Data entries
# # # # # # #
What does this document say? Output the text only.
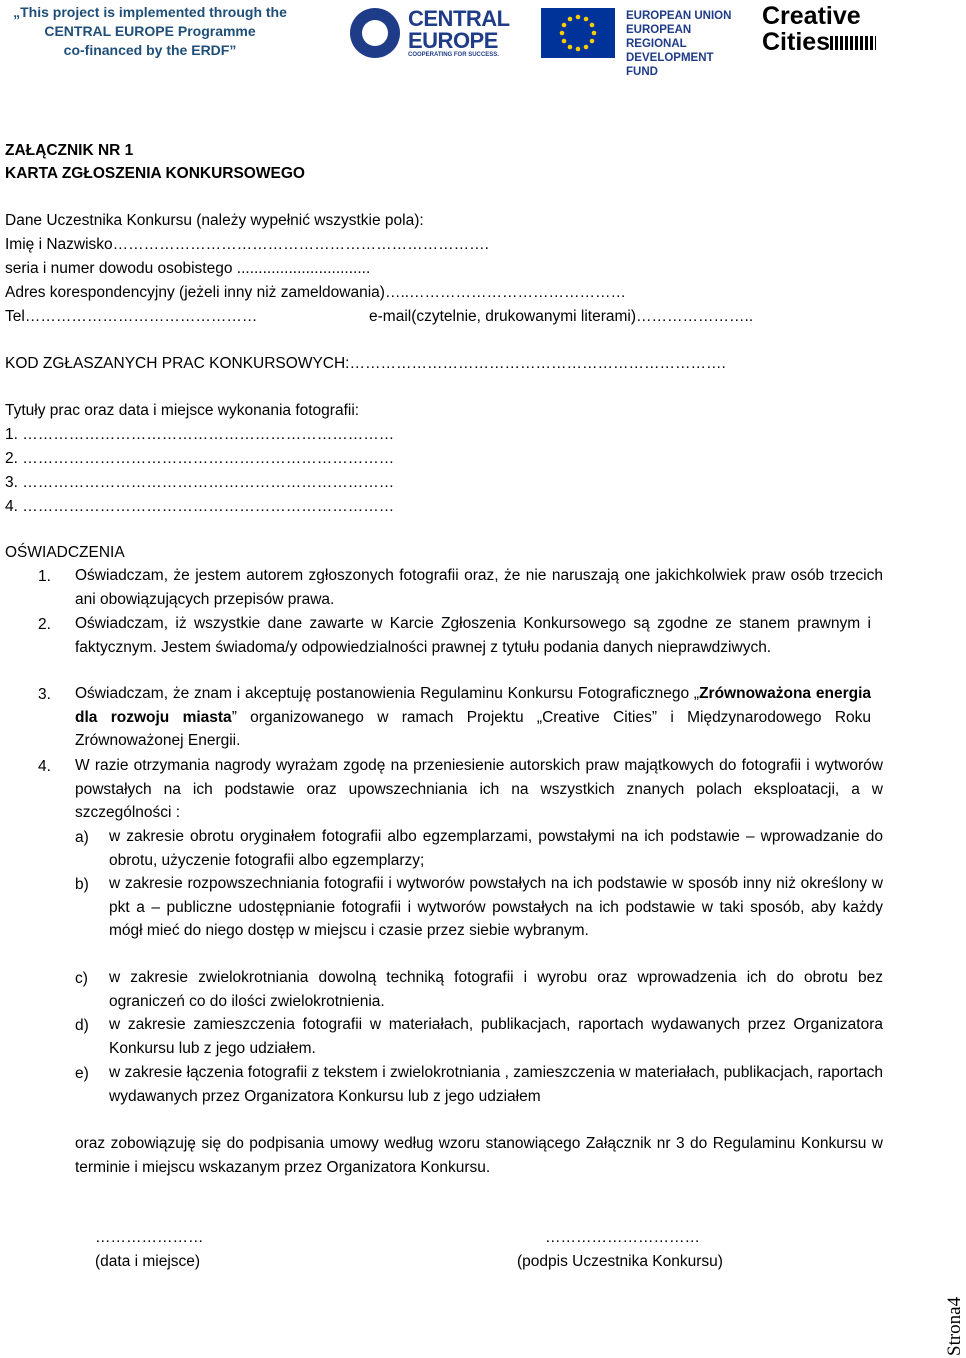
„This project is implemented through the
CENTRAL EUROPE Programme
co-financed by the ERDF”
CENTRAL
EUROPE
COOPERATING FOR SUCCESS.
EUROPEAN UNION
EUROPEAN REGIONAL
DEVELOPMENT FUND
Creative
Cities
ZAŁĄCZNIK NR 1
KARTA ZGŁOSZENIA KONKURSOWEGO
Dane Uczestnika Konkursu (należy wypełnić wszystkie pola):
Imię i Nazwisko……………………………………………………………….
seria i numer dowodu osobistego ...............................
Adres korespondencyjny (jeżeli inny niż zameldowania)…..……………………………………
Tel………………………………………	e-mail(czytelnie, drukowanymi literami)…………………..
KOD ZGŁASZANYCH PRAC KONKURSOWYCH:……………………………………………………………….
Tytuły prac oraz data i miejsce wykonania fotografii:
1. ………………………………………………………………
2. ………………………………………………………………
3. ………………………………………………………………
4. ………………………………………………………………
OŚWIADCZENIA
1. Oświadczam, że jestem autorem zgłoszonych fotografii oraz, że nie naruszają one jakichkolwiek praw osób trzecich ani obowiązujących przepisów prawa.
2. Oświadczam, iż wszystkie dane zawarte w Karcie Zgłoszenia Konkursowego są zgodne ze stanem prawnym i faktycznym. Jestem świadoma/y odpowiedzialności prawnej z tytułu podania danych nieprawdziwych.
3. Oświadczam, że znam i akceptuję postanowienia Regulaminu Konkursu Fotograficznego „Zrównoważona energia dla rozwoju miasta” organizowanego w ramach Projektu „Creative Cities” i Międzynarodowego Roku Zrównoważonej Energii.
4. W razie otrzymania nagrody wyrażam zgodę na przeniesienie autorskich praw majątkowych do fotografii i wytworów powstałych na ich podstawie oraz upowszechniania ich na wszystkich znanych polach eksploatacji, a w szczególności :
a) w zakresie obrotu oryginałem fotografii albo egzemplarzami, powstałymi na ich podstawie – wprowadzanie do obrotu, użyczenie fotografii albo egzemplarzy;
b) w zakresie rozpowszechniania fotografii i wytworów powstałych na ich podstawie w sposób inny niż określony w pkt a – publiczne udostępnianie fotografii i wytworów powstałych na ich podstawie w taki sposób, aby każdy mógł mieć do niego dostęp w miejscu i czasie przez siebie wybranym.
c) w zakresie zwielokrotniania dowolną techniką fotografii i wyrobu oraz wprowadzenia ich do obrotu bez ograniczeń co do ilości zwielokrotnienia.
d) w zakresie zamieszczenia fotografii w materiałach, publikacjach, raportach wydawanych przez Organizatora Konkursu lub z jego udziałem.
e) w zakresie łączenia fotografii z tekstem i zwielokrotniania , zamieszczenia w materiałach, publikacjach, raportach wydawanych przez Organizatora Konkursu lub z jego udziałem
oraz zobowiązuję się do podpisania umowy według wzoru stanowiącego Załącznik nr 3 do Regulaminu Konkursu w terminie i miejscu wskazanym przez Organizatora Konkursu.
…………………
(data i miejsce)
…………………………
(podpis Uczestnika Konkursu)
Strona4
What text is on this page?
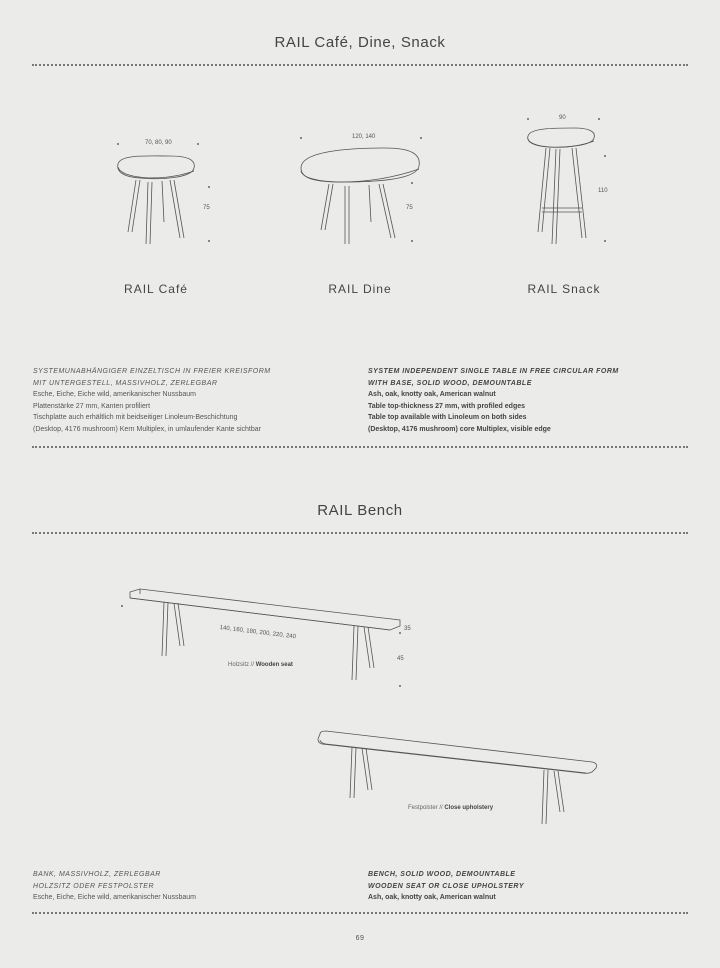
RAIL Café, Dine, Snack
70, 80, 90
75
RAIL Café
120, 140
75
RAIL Dine
90
110
RAIL Snack
SYSTEMUNABHÄNGIGER EINZELTISCH IN FREIER KREISFORM
MIT UNTERGESTELL, MASSIVHOLZ, ZERLEGBAR
Esche, Eiche, Eiche wild, amerikanischer Nussbaum
Plattenstärke 27 mm, Kanten profiliert
Tischplatte auch erhältlich mit beidseitiger Linoleum-Beschichtung
(Desktop, 4176 mushroom) Kern Multiplex, in umlaufender Kante sichtbar
SYSTEM INDEPENDENT SINGLE TABLE IN FREE CIRCULAR FORM
WITH BASE, SOLID WOOD, DEMOUNTABLE
Ash, oak, knotty oak, American walnut
Table top-thickness 27 mm, with profiled edges
Table top available with Linoleum on both sides
(Desktop, 4176 mushroom) core Multiplex, visible edge
RAIL Bench
140, 160, 180, 200, 220, 240	35
45
Holzsitz // Wooden seat
Festpolster // Close upholstery
BANK, MASSIVHOLZ, ZERLEGBAR
HOLZSITZ ODER FESTPOLSTER
Esche, Eiche, Eiche wild, amerikanischer Nussbaum
BENCH, SOLID WOOD, DEMOUNTABLE
WOODEN SEAT OR CLOSE UPHOLSTERY
Ash, oak, knotty oak, American walnut
69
# # # # # # #
OBJECTIVE: Each entry above should be reproduced exactly, with the pictures removed.

RESULT FOR THIS TASK:
What does this document say? Output the text only.
„This project is implemented through the
CENTRAL EUROPE Programme
co-financed by the ERDF”
CENTRAL
EUROPE
COOPERATING FOR SUCCESS.
EUROPEAN UNION
EUROPEAN REGIONAL
DEVELOPMENT FUND
Creative
Cities
ZAŁĄCZNIK NR 1
KARTA ZGŁOSZENIA KONKURSOWEGO
Dane Uczestnika Konkursu (należy wypełnić wszystkie pola):
Imię i Nazwisko……………………………………………………………….
seria i numer dowodu osobistego ...............................
Adres korespondencyjny (jeżeli inny niż zameldowania)…..……………………………………
Tel………………………………………	e-mail(czytelnie, drukowanymi literami)…………………..
KOD ZGŁASZANYCH PRAC KONKURSOWYCH:……………………………………………………………….
Tytuły prac oraz data i miejsce wykonania fotografii:
1. ………………………………………………………………
2. ………………………………………………………………
3. ………………………………………………………………
4. ………………………………………………………………
OŚWIADCZENIA
1. Oświadczam, że jestem autorem zgłoszonych fotografii oraz, że nie naruszają one jakichkolwiek praw osób trzecich ani obowiązujących przepisów prawa.
2. Oświadczam, iż wszystkie dane zawarte w Karcie Zgłoszenia Konkursowego są zgodne ze stanem prawnym i faktycznym. Jestem świadoma/y odpowiedzialności prawnej z tytułu podania danych nieprawdziwych.
3. Oświadczam, że znam i akceptuję postanowienia Regulaminu Konkursu Fotograficznego „Zrównoważona energia dla rozwoju miasta” organizowanego w ramach Projektu „Creative Cities” i Międzynarodowego Roku Zrównoważonej Energii.
4. W razie otrzymania nagrody wyrażam zgodę na przeniesienie autorskich praw majątkowych do fotografii i wytworów powstałych na ich podstawie oraz upowszechniania ich na wszystkich znanych polach eksploatacji, a w szczególności :
a) w zakresie obrotu oryginałem fotografii albo egzemplarzami, powstałymi na ich podstawie – wprowadzanie do obrotu, użyczenie fotografii albo egzemplarzy;
b) w zakresie rozpowszechniania fotografii i wytworów powstałych na ich podstawie w sposób inny niż określony w pkt a – publiczne udostępnianie fotografii i wytworów powstałych na ich podstawie w taki sposób, aby każdy mógł mieć do niego dostęp w miejscu i czasie przez siebie wybranym.
c) w zakresie zwielokrotniania dowolną techniką fotografii i wyrobu oraz wprowadzenia ich do obrotu bez ograniczeń co do ilości zwielokrotnienia.
d) w zakresie zamieszczenia fotografii w materiałach, publikacjach, raportach wydawanych przez Organizatora Konkursu lub z jego udziałem.
e) w zakresie łączenia fotografii z tekstem i zwielokrotniania , zamieszczenia w materiałach, publikacjach, raportach wydawanych przez Organizatora Konkursu lub z jego udziałem
oraz zobowiązuję się do podpisania umowy według wzoru stanowiącego Załącznik nr 3 do Regulaminu Konkursu w terminie i miejscu wskazanym przez Organizatora Konkursu.
…………………
(data i miejsce)
…………………………
(podpis Uczestnika Konkursu)
Strona4
What text is on this page?
RAIL Café, Dine, Snack
70, 80, 90
75
RAIL Café
120, 140
75
RAIL Dine
90
110
RAIL Snack
SYSTEMUNABHÄNGIGER EINZELTISCH IN FREIER KREISFORM
MIT UNTERGESTELL, MASSIVHOLZ, ZERLEGBAR
Esche, Eiche, Eiche wild, amerikanischer Nussbaum
Plattenstärke 27 mm, Kanten profiliert
Tischplatte auch erhältlich mit beidseitiger Linoleum-Beschichtung
(Desktop, 4176 mushroom) Kern Multiplex, in umlaufender Kante sichtbar
SYSTEM INDEPENDENT SINGLE TABLE IN FREE CIRCULAR FORM
WITH BASE, SOLID WOOD, DEMOUNTABLE
Ash, oak, knotty oak, American walnut
Table top-thickness 27 mm, with profiled edges
Table top available with Linoleum on both sides
(Desktop, 4176 mushroom) core Multiplex, visible edge
RAIL Bench
140, 160, 180, 200, 220, 240	35
45
Holzsitz // Wooden seat
Festpolster // Close upholstery
BANK, MASSIVHOLZ, ZERLEGBAR
HOLZSITZ ODER FESTPOLSTER
Esche, Eiche, Eiche wild, amerikanischer Nussbaum
BENCH, SOLID WOOD, DEMOUNTABLE
WOODEN SEAT OR CLOSE UPHOLSTERY
Ash, oak, knotty oak, American walnut
69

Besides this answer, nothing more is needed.